- [Dataset entries]
▽
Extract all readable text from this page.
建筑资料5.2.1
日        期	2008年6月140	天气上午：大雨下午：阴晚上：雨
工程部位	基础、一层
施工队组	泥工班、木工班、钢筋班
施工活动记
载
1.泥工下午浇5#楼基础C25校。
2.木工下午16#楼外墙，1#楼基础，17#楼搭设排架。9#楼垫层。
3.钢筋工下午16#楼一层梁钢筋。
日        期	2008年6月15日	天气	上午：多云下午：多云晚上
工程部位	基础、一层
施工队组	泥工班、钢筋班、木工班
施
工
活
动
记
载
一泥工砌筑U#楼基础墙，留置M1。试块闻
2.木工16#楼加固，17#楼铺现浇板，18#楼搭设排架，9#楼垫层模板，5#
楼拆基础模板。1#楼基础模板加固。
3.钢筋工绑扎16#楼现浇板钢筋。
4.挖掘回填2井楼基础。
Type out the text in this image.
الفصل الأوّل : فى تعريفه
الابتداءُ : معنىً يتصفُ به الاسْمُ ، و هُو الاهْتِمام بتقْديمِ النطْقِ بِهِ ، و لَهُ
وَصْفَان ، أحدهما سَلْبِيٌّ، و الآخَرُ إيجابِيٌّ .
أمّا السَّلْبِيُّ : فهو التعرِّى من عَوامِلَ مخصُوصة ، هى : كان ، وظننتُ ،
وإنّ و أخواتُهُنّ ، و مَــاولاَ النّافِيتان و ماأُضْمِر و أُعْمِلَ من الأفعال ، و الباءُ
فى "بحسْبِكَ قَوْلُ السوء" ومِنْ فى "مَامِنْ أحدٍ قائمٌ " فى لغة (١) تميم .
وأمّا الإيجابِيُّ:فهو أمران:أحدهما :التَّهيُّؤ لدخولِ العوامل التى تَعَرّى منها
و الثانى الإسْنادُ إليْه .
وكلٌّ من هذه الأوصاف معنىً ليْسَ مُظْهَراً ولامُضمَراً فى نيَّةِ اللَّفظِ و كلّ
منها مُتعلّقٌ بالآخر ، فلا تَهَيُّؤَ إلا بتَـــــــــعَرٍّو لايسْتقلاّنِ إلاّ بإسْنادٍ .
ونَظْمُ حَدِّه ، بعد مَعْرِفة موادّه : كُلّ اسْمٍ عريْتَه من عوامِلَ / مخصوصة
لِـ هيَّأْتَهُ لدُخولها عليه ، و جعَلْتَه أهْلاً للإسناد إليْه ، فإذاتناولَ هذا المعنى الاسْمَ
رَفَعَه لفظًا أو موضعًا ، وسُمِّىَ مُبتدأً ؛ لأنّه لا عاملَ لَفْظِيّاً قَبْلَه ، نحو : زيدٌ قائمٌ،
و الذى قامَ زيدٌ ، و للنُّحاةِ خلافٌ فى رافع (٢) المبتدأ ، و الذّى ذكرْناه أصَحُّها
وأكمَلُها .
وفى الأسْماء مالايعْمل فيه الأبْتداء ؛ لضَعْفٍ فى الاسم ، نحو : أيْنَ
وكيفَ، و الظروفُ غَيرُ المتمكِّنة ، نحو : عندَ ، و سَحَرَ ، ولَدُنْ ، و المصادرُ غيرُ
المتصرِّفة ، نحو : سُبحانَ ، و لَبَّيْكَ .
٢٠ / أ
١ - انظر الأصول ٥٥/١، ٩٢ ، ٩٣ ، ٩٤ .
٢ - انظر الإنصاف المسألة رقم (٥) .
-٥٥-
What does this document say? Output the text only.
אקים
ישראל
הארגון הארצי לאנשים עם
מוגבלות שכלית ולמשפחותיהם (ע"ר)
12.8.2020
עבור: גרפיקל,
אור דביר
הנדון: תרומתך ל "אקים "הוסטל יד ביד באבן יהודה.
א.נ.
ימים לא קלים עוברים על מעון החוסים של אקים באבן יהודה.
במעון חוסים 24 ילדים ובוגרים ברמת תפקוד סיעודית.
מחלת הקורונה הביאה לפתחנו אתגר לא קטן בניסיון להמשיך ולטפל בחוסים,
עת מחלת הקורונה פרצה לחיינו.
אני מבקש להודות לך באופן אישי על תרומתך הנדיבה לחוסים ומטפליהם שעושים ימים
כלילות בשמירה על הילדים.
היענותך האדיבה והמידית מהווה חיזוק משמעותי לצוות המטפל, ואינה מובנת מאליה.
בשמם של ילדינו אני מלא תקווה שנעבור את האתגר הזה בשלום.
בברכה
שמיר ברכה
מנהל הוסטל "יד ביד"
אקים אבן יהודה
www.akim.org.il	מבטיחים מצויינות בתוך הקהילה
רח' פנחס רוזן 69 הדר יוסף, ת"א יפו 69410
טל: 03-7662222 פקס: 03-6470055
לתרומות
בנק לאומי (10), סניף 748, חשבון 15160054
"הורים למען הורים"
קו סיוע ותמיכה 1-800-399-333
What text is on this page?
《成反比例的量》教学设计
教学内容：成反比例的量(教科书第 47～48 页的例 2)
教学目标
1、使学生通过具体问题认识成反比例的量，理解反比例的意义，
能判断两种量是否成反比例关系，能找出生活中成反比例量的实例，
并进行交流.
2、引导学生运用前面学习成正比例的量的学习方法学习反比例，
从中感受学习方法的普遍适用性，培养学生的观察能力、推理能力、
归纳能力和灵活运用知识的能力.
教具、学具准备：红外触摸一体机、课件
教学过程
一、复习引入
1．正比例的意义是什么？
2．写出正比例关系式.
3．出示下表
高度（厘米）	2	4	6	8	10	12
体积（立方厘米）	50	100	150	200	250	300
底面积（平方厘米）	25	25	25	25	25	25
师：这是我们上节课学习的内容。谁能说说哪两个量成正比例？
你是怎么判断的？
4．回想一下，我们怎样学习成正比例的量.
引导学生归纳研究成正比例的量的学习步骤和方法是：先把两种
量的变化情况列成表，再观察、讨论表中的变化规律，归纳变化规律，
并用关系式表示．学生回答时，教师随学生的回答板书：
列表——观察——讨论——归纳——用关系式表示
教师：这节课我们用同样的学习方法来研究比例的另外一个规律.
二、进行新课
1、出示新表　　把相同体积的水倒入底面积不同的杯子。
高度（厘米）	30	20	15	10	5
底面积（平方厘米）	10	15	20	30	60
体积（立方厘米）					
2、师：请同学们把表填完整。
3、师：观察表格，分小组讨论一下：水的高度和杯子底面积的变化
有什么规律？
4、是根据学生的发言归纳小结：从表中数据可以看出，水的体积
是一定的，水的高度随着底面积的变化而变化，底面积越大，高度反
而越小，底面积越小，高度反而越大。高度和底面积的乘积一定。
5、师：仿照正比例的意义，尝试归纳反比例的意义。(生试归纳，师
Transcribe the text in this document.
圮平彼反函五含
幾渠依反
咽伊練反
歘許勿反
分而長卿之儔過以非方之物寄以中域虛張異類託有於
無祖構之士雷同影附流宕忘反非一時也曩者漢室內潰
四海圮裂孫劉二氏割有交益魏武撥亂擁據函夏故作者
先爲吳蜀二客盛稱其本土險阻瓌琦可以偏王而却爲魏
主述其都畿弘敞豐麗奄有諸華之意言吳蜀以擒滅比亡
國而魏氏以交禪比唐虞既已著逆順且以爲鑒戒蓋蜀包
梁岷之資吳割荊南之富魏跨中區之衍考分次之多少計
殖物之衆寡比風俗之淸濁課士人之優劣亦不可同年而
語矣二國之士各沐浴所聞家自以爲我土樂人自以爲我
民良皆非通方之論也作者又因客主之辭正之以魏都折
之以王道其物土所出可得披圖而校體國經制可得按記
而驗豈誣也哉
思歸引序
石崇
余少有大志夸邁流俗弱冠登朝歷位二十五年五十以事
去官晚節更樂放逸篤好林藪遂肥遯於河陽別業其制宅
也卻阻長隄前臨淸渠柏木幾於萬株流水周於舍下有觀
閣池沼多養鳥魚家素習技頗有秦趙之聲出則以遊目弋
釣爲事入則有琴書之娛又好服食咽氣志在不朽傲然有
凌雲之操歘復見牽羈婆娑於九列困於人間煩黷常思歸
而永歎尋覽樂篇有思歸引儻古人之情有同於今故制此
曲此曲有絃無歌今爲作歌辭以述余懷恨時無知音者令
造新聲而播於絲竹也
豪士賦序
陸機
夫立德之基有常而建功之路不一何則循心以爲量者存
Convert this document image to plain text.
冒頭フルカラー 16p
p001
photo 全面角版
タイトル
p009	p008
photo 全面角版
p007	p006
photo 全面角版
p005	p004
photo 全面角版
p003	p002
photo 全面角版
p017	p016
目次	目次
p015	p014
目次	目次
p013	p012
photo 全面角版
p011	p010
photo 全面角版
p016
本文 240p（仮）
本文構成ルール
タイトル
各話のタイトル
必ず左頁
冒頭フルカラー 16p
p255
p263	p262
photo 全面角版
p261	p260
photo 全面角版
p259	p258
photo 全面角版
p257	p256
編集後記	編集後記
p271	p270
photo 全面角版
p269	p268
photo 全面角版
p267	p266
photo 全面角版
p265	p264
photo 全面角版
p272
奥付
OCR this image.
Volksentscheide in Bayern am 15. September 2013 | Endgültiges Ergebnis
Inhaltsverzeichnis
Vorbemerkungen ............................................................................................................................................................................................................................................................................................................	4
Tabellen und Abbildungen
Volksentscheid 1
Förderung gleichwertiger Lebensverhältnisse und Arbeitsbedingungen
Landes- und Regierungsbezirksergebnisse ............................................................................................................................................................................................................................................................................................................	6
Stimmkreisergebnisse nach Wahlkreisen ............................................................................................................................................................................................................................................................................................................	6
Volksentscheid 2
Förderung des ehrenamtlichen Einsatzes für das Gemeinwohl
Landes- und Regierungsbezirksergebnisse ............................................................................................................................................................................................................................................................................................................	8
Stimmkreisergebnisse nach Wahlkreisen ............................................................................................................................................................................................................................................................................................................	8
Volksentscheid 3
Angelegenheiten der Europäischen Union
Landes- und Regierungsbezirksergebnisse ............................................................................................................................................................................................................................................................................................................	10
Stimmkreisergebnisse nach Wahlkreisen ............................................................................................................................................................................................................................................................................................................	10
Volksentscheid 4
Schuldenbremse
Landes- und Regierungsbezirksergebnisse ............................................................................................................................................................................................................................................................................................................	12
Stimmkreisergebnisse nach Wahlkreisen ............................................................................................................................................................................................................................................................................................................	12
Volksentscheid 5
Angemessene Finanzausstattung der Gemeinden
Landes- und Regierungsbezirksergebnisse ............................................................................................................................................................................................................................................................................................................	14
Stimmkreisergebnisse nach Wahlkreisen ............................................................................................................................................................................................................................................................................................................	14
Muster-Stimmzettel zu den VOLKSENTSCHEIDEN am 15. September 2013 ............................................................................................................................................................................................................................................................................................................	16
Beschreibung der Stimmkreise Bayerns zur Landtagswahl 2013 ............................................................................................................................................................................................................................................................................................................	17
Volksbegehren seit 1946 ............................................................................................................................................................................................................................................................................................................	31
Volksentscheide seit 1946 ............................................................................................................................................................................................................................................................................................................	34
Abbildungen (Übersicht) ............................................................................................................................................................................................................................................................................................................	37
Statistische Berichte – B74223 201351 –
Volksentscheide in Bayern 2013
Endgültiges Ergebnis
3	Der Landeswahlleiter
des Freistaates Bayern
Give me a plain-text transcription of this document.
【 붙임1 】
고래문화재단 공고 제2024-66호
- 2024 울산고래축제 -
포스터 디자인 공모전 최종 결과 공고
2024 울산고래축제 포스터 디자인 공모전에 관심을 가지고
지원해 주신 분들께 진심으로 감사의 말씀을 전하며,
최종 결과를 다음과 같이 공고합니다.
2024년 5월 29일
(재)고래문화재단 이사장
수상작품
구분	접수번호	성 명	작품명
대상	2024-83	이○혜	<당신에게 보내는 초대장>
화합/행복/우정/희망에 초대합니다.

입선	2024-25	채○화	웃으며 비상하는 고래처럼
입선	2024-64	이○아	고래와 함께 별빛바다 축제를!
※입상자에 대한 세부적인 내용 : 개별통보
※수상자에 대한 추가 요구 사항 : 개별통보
△
Where a line above includes "אקים", copy that line.

אקים
הנדון: תרומתך ל "אקים "הוסטל יד ביד באבן יהודה.
ימים לא קלים עוברים על מעון החוסים של אקים באבן יהודה.
אקים אבן יהודה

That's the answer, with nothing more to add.